=== DIRECTIONS FOR THIS TASK ===
Leave out the pictures and transcribe the rest of the records exactly.

=== RECORDS FOR THIS EXERCISE ===
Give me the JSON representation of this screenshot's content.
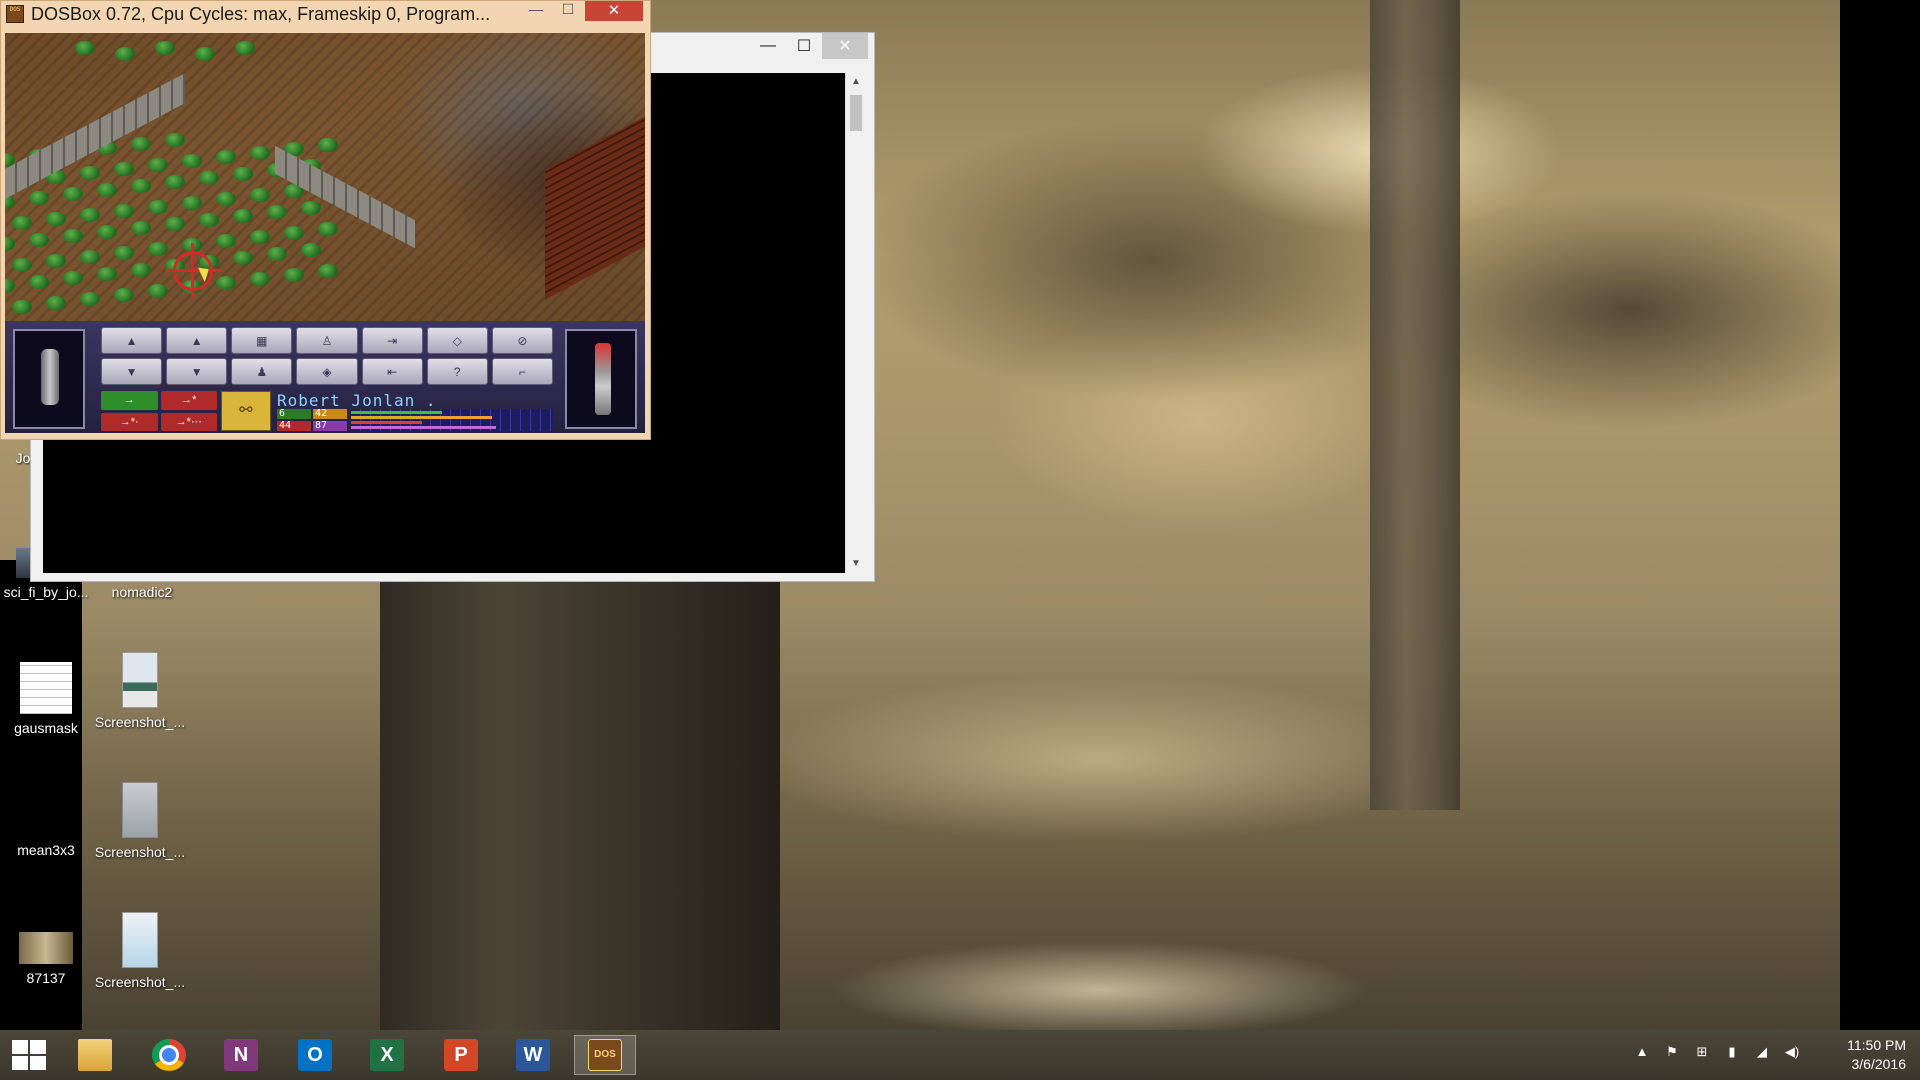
{
  "dosbox": {
    "title": "DOSBox 0.72, Cpu Cycles:      max, Frameskip  0, Program...",
    "app_icon_text": "DOS",
    "minimize_glyph": "—",
    "maximize_glyph": "☐",
    "close_glyph": "✕",
    "game": {
      "soldier_name": "Robert Jonlan .",
      "stats": {
        "time_units": "6",
        "energy": "42",
        "health": "44",
        "morale": "87"
      },
      "stat_fractions": {
        "time_units": 0.45,
        "energy": 0.7,
        "health": 0.35,
        "morale": 0.72
      },
      "hud_buttons": [
        {
          "name": "man-up",
          "glyph": "▲"
        },
        {
          "name": "view-up",
          "glyph": "▲"
        },
        {
          "name": "map",
          "glyph": "▦"
        },
        {
          "name": "kneel",
          "glyph": "♙"
        },
        {
          "name": "next-soldier",
          "glyph": "⇥"
        },
        {
          "name": "view-level",
          "glyph": "◇"
        },
        {
          "name": "options",
          "glyph": "⊘"
        },
        {
          "name": "man-down",
          "glyph": "▼"
        },
        {
          "name": "view-down",
          "glyph": "▼"
        },
        {
          "name": "inventory",
          "glyph": "♟"
        },
        {
          "name": "center",
          "glyph": "◈"
        },
        {
          "name": "next-done",
          "glyph": "⇤"
        },
        {
          "name": "help",
          "glyph": "?"
        },
        {
          "name": "end-turn",
          "glyph": "⌐"
        }
      ],
      "stance_buttons": [
        {
          "name": "reserve-none",
          "glyph": "→",
          "color": "green"
        },
        {
          "name": "reserve-snap",
          "glyph": "→*",
          "color": "red"
        },
        {
          "name": "reserve-aimed",
          "glyph": "→*·",
          "color": "red"
        },
        {
          "name": "reserve-auto",
          "glyph": "→*⋯",
          "color": "red"
        }
      ],
      "reserve_kneel_glyph": "⚯"
    }
  },
  "console": {
    "minimize_glyph": "—",
    "maximize_glyph": "☐",
    "close_glyph": "✕",
    "scroll_up_glyph": "▲",
    "scroll_down_glyph": "▼"
  },
  "desktop_icons": [
    {
      "id": "jo",
      "label": "Jo",
      "icon": "file-icon"
    },
    {
      "id": "scifi",
      "label": "sci_fi_by_jo...",
      "icon": "image-icon"
    },
    {
      "id": "nomadic2",
      "label": "nomadic2",
      "icon": "image-icon"
    },
    {
      "id": "gausmask",
      "label": "gausmask",
      "icon": "spreadsheet-icon"
    },
    {
      "id": "screenshot1",
      "label": "Screenshot_...",
      "icon": "image-icon"
    },
    {
      "id": "mean3x3",
      "label": "mean3x3",
      "icon": "spreadsheet-icon"
    },
    {
      "id": "screenshot2",
      "label": "Screenshot_...",
      "icon": "image-icon"
    },
    {
      "id": "87137",
      "label": "87137",
      "icon": "image-icon"
    },
    {
      "id": "screenshot3",
      "label": "Screenshot_...",
      "icon": "image-icon"
    }
  ],
  "taskbar": {
    "apps": [
      {
        "id": "explorer",
        "name": "File Explorer",
        "glyph": ""
      },
      {
        "id": "chrome",
        "name": "Google Chrome",
        "glyph": ""
      },
      {
        "id": "onenote",
        "name": "OneNote",
        "glyph": "N"
      },
      {
        "id": "outlook",
        "name": "Outlook",
        "glyph": "O"
      },
      {
        "id": "excel",
        "name": "Excel",
        "glyph": "X"
      },
      {
        "id": "powerpoint",
        "name": "PowerPoint",
        "glyph": "P"
      },
      {
        "id": "word",
        "name": "Word",
        "glyph": "W"
      },
      {
        "id": "dosbox",
        "name": "DOSBox",
        "glyph": "DOS"
      }
    ],
    "tray": {
      "show_hidden_glyph": "▲",
      "flag_glyph": "⚑",
      "windows_glyph": "⊞",
      "network_glyph": "▮",
      "signal_glyph": "◢",
      "volume_glyph": "◀)"
    },
    "clock": {
      "time": "11:50 PM",
      "date": "3/6/2016"
    }
  }
}
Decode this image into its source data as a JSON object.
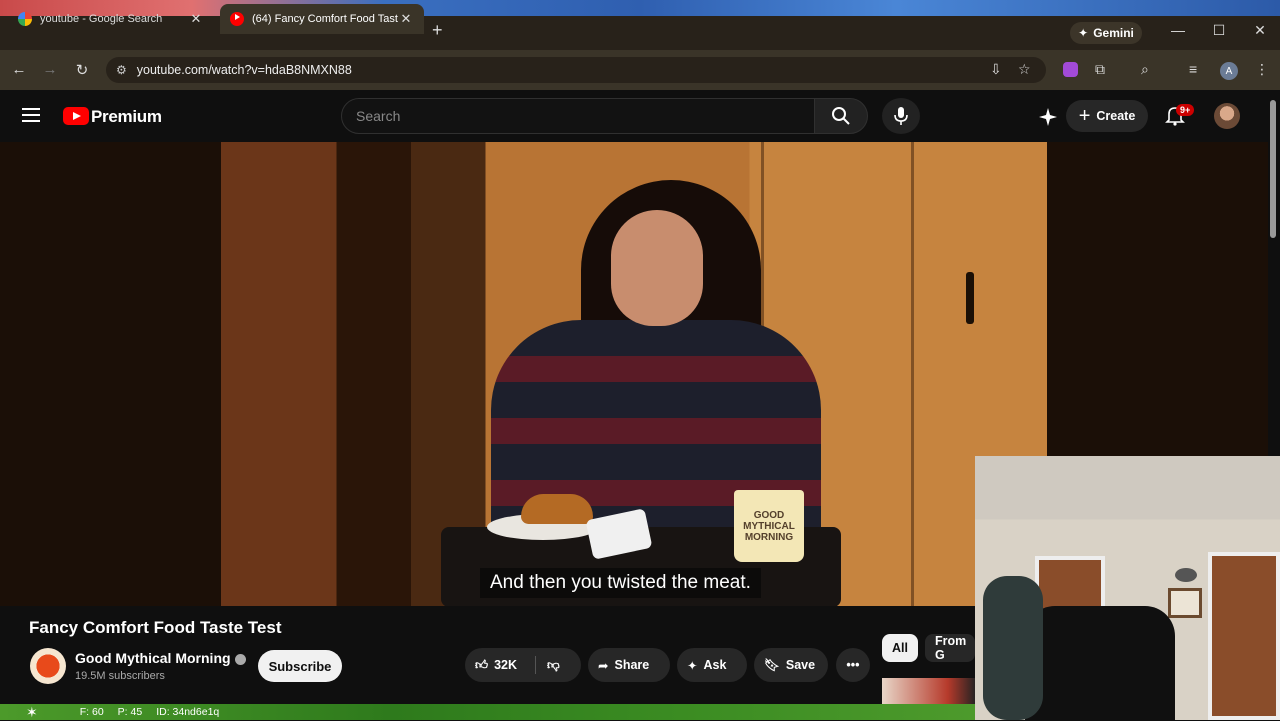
{
  "browser": {
    "tabs": [
      {
        "title": "youtube - Google Search",
        "active": false
      },
      {
        "title": "(64) Fancy Comfort Food Taste Test",
        "active": true
      }
    ],
    "gemini_label": "Gemini",
    "url": "youtube.com/watch?v=hdaB8NMXN88"
  },
  "youtube": {
    "brand": "Premium",
    "search_placeholder": "Search",
    "create_label": "Create",
    "notification_count": "9+",
    "caption": "And then you twisted the meat.",
    "mug_text": [
      "GOOD",
      "MYTHICAL",
      "MORNING"
    ],
    "video_title": "Fancy Comfort Food Taste Test",
    "channel_name": "Good Mythical Morning",
    "subscribers": "19.5M subscribers",
    "subscribe_label": "Subscribe",
    "like_count": "32K",
    "share_label": "Share",
    "ask_label": "Ask",
    "save_label": "Save",
    "chips": [
      "All",
      "From G"
    ]
  },
  "overlay_status": {
    "f": "F: 60",
    "p": "P: 45",
    "id": "ID: 34nd6e1q"
  },
  "colors": {
    "brand_red": "#ff0000",
    "background": "#0f0f0f",
    "chrome_frame": "#28221a"
  }
}
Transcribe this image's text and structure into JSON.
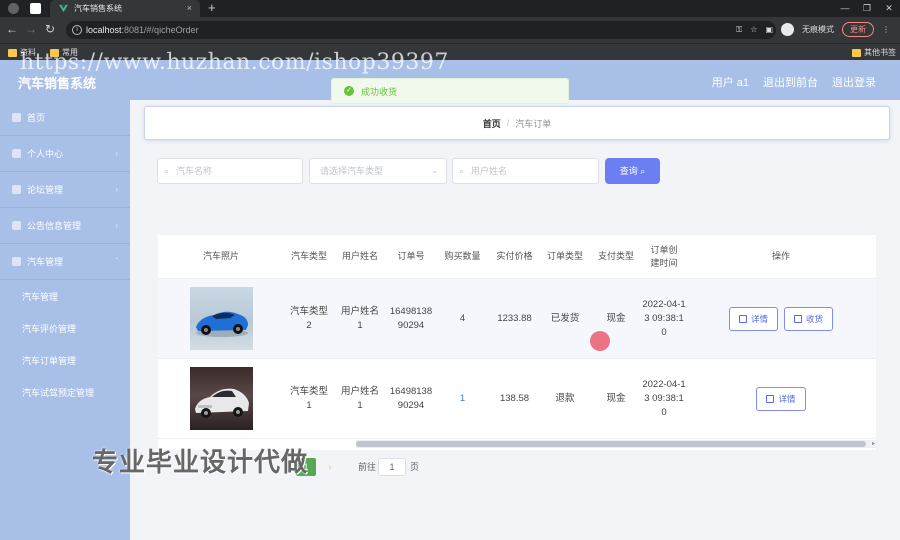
{
  "browser": {
    "tab_title": "汽车销售系统",
    "tab_close": "×",
    "new_tab": "+",
    "url_host": "localhost",
    "url_rest": ":8081/#/qicheOrder",
    "incognito_label": "无痕模式",
    "update_label": "更新",
    "bookmarks": [
      "资料",
      "常用"
    ],
    "other_bookmarks": "其他书签"
  },
  "app": {
    "title": "汽车销售系统",
    "header_links": [
      "用户 a1",
      "退出到前台",
      "退出登录"
    ]
  },
  "sidebar": {
    "items": [
      {
        "label": "首页",
        "icon": "home-icon"
      },
      {
        "label": "个人中心",
        "icon": "user-icon"
      },
      {
        "label": "论坛管理",
        "icon": "forum-icon"
      },
      {
        "label": "公告信息管理",
        "icon": "notice-icon"
      },
      {
        "label": "汽车管理",
        "icon": "car-icon"
      }
    ],
    "sub_items": [
      "汽车管理",
      "汽车评价管理",
      "汽车订单管理",
      "汽车试驾预定管理"
    ]
  },
  "toast": {
    "message": "成功收货"
  },
  "breadcrumb": {
    "home": "首页",
    "current": "汽车订单"
  },
  "search": {
    "car_name_placeholder": "汽车名称",
    "car_type_placeholder": "请选择汽车类型",
    "user_name_placeholder": "用户姓名",
    "button": "查询"
  },
  "table": {
    "headers": [
      "汽车照片",
      "汽车类型",
      "用户姓名",
      "订单号",
      "购买数量",
      "实付价格",
      "订单类型",
      "支付类型",
      "订单创建时间",
      "操作"
    ],
    "rows": [
      {
        "car_type": "汽车类型2",
        "user_name": "用户姓名1",
        "order_no": "1649813890294",
        "quantity": "4",
        "price": "1233.88",
        "order_type": "已发货",
        "pay_type": "现金",
        "created": "2022-04-13 09:38:10",
        "actions": [
          "详情",
          "收货"
        ]
      },
      {
        "car_type": "汽车类型1",
        "user_name": "用户姓名1",
        "order_no": "1649813890294",
        "quantity": "1",
        "price": "138.58",
        "order_type": "退款",
        "pay_type": "现金",
        "created": "2022-04-13 09:38:10",
        "actions": [
          "详情"
        ]
      }
    ]
  },
  "pagination": {
    "current": "1",
    "goto_label": "前往",
    "goto_value": "1",
    "page_suffix": "页"
  },
  "watermarks": {
    "url": "https://www.huzhan.com/ishop39397",
    "cn": "专业毕业设计代做"
  }
}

=== EXERCISE SOLUTION ===
Give me the JSON representation of this screenshot's content.
{
  "dosbox": {
    "title": "DOSBox 0.72, Cpu Cycles:      max, Frameskip  0, Program...",
    "app_icon_text": "DOS",
    "minimize_glyph": "—",
    "maximize_glyph": "☐",
    "close_glyph": "✕",
    "game": {
      "soldier_name": "Robert Jonlan .",
      "stats": {
        "time_units": "6",
        "energy": "42",
        "health": "44",
        "morale": "87"
      },
      "stat_fractions": {
        "time_units": 0.45,
        "energy": 0.7,
        "health": 0.35,
        "morale": 0.72
      },
      "hud_buttons": [
        {
          "name": "man-up",
          "glyph": "▲"
        },
        {
          "name": "view-up",
          "glyph": "▲"
        },
        {
          "name": "map",
          "glyph": "▦"
        },
        {
          "name": "kneel",
          "glyph": "♙"
        },
        {
          "name": "next-soldier",
          "glyph": "⇥"
        },
        {
          "name": "view-level",
          "glyph": "◇"
        },
        {
          "name": "options",
          "glyph": "⊘"
        },
        {
          "name": "man-down",
          "glyph": "▼"
        },
        {
          "name": "view-down",
          "glyph": "▼"
        },
        {
          "name": "inventory",
          "glyph": "♟"
        },
        {
          "name": "center",
          "glyph": "◈"
        },
        {
          "name": "next-done",
          "glyph": "⇤"
        },
        {
          "name": "help",
          "glyph": "?"
        },
        {
          "name": "end-turn",
          "glyph": "⌐"
        }
      ],
      "stance_buttons": [
        {
          "name": "reserve-none",
          "glyph": "→",
          "color": "green"
        },
        {
          "name": "reserve-snap",
          "glyph": "→*",
          "color": "red"
        },
        {
          "name": "reserve-aimed",
          "glyph": "→*·",
          "color": "red"
        },
        {
          "name": "reserve-auto",
          "glyph": "→*⋯",
          "color": "red"
        }
      ],
      "reserve_kneel_glyph": "⚯"
    }
  },
  "console": {
    "minimize_glyph": "—",
    "maximize_glyph": "☐",
    "close_glyph": "✕",
    "scroll_up_glyph": "▲",
    "scroll_down_glyph": "▼"
  },
  "desktop_icons": [
    {
      "id": "jo",
      "label": "Jo",
      "icon": "file-icon"
    },
    {
      "id": "scifi",
      "label": "sci_fi_by_jo...",
      "icon": "image-icon"
    },
    {
      "id": "nomadic2",
      "label": "nomadic2",
      "icon": "image-icon"
    },
    {
      "id": "gausmask",
      "label": "gausmask",
      "icon": "spreadsheet-icon"
    },
    {
      "id": "screenshot1",
      "label": "Screenshot_...",
      "icon": "image-icon"
    },
    {
      "id": "mean3x3",
      "label": "mean3x3",
      "icon": "spreadsheet-icon"
    },
    {
      "id": "screenshot2",
      "label": "Screenshot_...",
      "icon": "image-icon"
    },
    {
      "id": "87137",
      "label": "87137",
      "icon": "image-icon"
    },
    {
      "id": "screenshot3",
      "label": "Screenshot_...",
      "icon": "image-icon"
    }
  ],
  "taskbar": {
    "apps": [
      {
        "id": "explorer",
        "name": "File Explorer",
        "glyph": ""
      },
      {
        "id": "chrome",
        "name": "Google Chrome",
        "glyph": ""
      },
      {
        "id": "onenote",
        "name": "OneNote",
        "glyph": "N"
      },
      {
        "id": "outlook",
        "name": "Outlook",
        "glyph": "O"
      },
      {
        "id": "excel",
        "name": "Excel",
        "glyph": "X"
      },
      {
        "id": "powerpoint",
        "name": "PowerPoint",
        "glyph": "P"
      },
      {
        "id": "word",
        "name": "Word",
        "glyph": "W"
      },
      {
        "id": "dosbox",
        "name": "DOSBox",
        "glyph": "DOS"
      }
    ],
    "tray": {
      "show_hidden_glyph": "▲",
      "flag_glyph": "⚑",
      "windows_glyph": "⊞",
      "network_glyph": "▮",
      "signal_glyph": "◢",
      "volume_glyph": "◀)"
    },
    "clock": {
      "time": "11:50 PM",
      "date": "3/6/2016"
    }
  }
}
Decode this image into its source data as a JSON object.
{
  "browser": {
    "tabs": [
      {
        "title": "youtube - Google Search",
        "active": false
      },
      {
        "title": "(64) Fancy Comfort Food Taste Test",
        "active": true
      }
    ],
    "gemini_label": "Gemini",
    "url": "youtube.com/watch?v=hdaB8NMXN88"
  },
  "youtube": {
    "brand": "Premium",
    "search_placeholder": "Search",
    "create_label": "Create",
    "notification_count": "9+",
    "caption": "And then you twisted the meat.",
    "mug_text": [
      "GOOD",
      "MYTHICAL",
      "MORNING"
    ],
    "video_title": "Fancy Comfort Food Taste Test",
    "channel_name": "Good Mythical Morning",
    "subscribers": "19.5M subscribers",
    "subscribe_label": "Subscribe",
    "like_count": "32K",
    "share_label": "Share",
    "ask_label": "Ask",
    "save_label": "Save",
    "chips": [
      "All",
      "From G"
    ]
  },
  "overlay_status": {
    "f": "F: 60",
    "p": "P: 45",
    "id": "ID: 34nd6e1q"
  },
  "colors": {
    "brand_red": "#ff0000",
    "background": "#0f0f0f",
    "chrome_frame": "#28221a"
  }
}
Transcribe this image's text and structure into JSON.
{
  "browser": {
    "tab_title": "汽车销售系统",
    "tab_close": "×",
    "new_tab": "+",
    "url_host": "localhost",
    "url_rest": ":8081/#/qicheOrder",
    "incognito_label": "无痕模式",
    "update_label": "更新",
    "bookmarks": [
      "资料",
      "常用"
    ],
    "other_bookmarks": "其他书签"
  },
  "app": {
    "title": "汽车销售系统",
    "header_links": [
      "用户 a1",
      "退出到前台",
      "退出登录"
    ]
  },
  "sidebar": {
    "items": [
      {
        "label": "首页",
        "icon": "home-icon"
      },
      {
        "label": "个人中心",
        "icon": "user-icon"
      },
      {
        "label": "论坛管理",
        "icon": "forum-icon"
      },
      {
        "label": "公告信息管理",
        "icon": "notice-icon"
      },
      {
        "label": "汽车管理",
        "icon": "car-icon"
      }
    ],
    "sub_items": [
      "汽车管理",
      "汽车评价管理",
      "汽车订单管理",
      "汽车试驾预定管理"
    ]
  },
  "toast": {
    "message": "成功收货"
  },
  "breadcrumb": {
    "home": "首页",
    "current": "汽车订单"
  },
  "search": {
    "car_name_placeholder": "汽车名称",
    "car_type_placeholder": "请选择汽车类型",
    "user_name_placeholder": "用户姓名",
    "button": "查询"
  },
  "table": {
    "headers": [
      "汽车照片",
      "汽车类型",
      "用户姓名",
      "订单号",
      "购买数量",
      "实付价格",
      "订单类型",
      "支付类型",
      "订单创建时间",
      "操作"
    ],
    "rows": [
      {
        "car_type": "汽车类型2",
        "user_name": "用户姓名1",
        "order_no": "1649813890294",
        "quantity": "4",
        "price": "1233.88",
        "order_type": "已发货",
        "pay_type": "现金",
        "created": "2022-04-13 09:38:10",
        "actions": [
          "详情",
          "收货"
        ]
      },
      {
        "car_type": "汽车类型1",
        "user_name": "用户姓名1",
        "order_no": "1649813890294",
        "quantity": "1",
        "price": "138.58",
        "order_type": "退款",
        "pay_type": "现金",
        "created": "2022-04-13 09:38:10",
        "actions": [
          "详情"
        ]
      }
    ]
  },
  "pagination": {
    "current": "1",
    "goto_label": "前往",
    "goto_value": "1",
    "page_suffix": "页"
  },
  "watermarks": {
    "url": "https://www.huzhan.com/ishop39397",
    "cn": "专业毕业设计代做"
  }
}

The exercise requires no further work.